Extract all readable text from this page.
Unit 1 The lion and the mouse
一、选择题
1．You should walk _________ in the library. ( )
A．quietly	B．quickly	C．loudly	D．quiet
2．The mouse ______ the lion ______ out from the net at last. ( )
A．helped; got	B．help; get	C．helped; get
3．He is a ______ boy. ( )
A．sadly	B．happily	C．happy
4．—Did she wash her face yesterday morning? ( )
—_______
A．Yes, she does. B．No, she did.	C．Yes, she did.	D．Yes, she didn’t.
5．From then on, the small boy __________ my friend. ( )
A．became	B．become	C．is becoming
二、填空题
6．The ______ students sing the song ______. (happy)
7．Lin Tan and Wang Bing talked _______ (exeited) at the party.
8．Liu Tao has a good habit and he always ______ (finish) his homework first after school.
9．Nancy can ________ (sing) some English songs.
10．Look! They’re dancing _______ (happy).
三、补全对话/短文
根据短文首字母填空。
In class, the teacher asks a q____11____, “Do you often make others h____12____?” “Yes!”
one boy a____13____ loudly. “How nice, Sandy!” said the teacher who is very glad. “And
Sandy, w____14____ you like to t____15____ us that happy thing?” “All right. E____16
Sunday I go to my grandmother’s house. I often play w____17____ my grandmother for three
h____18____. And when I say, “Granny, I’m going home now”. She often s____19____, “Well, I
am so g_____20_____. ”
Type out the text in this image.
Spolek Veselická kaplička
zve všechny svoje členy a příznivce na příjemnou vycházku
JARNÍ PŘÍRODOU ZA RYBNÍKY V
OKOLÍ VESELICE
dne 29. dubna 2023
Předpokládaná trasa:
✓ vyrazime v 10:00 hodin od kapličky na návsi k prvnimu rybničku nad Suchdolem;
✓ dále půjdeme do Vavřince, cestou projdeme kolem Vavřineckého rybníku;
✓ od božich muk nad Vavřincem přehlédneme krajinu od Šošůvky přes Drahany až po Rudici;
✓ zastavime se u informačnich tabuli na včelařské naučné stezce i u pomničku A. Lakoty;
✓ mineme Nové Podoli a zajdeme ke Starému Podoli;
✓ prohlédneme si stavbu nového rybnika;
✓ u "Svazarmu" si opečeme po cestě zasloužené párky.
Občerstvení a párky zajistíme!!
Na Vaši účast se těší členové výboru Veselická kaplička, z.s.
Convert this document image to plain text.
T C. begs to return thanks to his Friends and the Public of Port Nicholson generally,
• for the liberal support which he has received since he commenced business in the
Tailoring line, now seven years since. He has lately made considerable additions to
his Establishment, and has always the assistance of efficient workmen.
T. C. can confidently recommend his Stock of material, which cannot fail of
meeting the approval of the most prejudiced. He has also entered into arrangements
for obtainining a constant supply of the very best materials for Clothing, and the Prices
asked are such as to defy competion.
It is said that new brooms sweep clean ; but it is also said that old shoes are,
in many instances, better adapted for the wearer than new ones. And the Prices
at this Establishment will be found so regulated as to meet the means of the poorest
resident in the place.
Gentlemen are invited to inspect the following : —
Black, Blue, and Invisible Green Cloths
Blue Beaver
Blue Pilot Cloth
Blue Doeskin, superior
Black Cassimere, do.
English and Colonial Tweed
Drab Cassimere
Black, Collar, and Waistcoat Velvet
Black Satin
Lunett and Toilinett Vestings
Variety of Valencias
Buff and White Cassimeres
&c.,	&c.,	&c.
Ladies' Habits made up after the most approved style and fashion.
● ● ● ●
** PROBLEM REQUIREMENTS **
Which lines hold the word "párky"? Copy each of them from the records.

** COMPLETE OUTPUT **
✓ u "Svazarmu" si opečeme po cestě zasloužené párky.
Občerstvení a párky zajistíme!!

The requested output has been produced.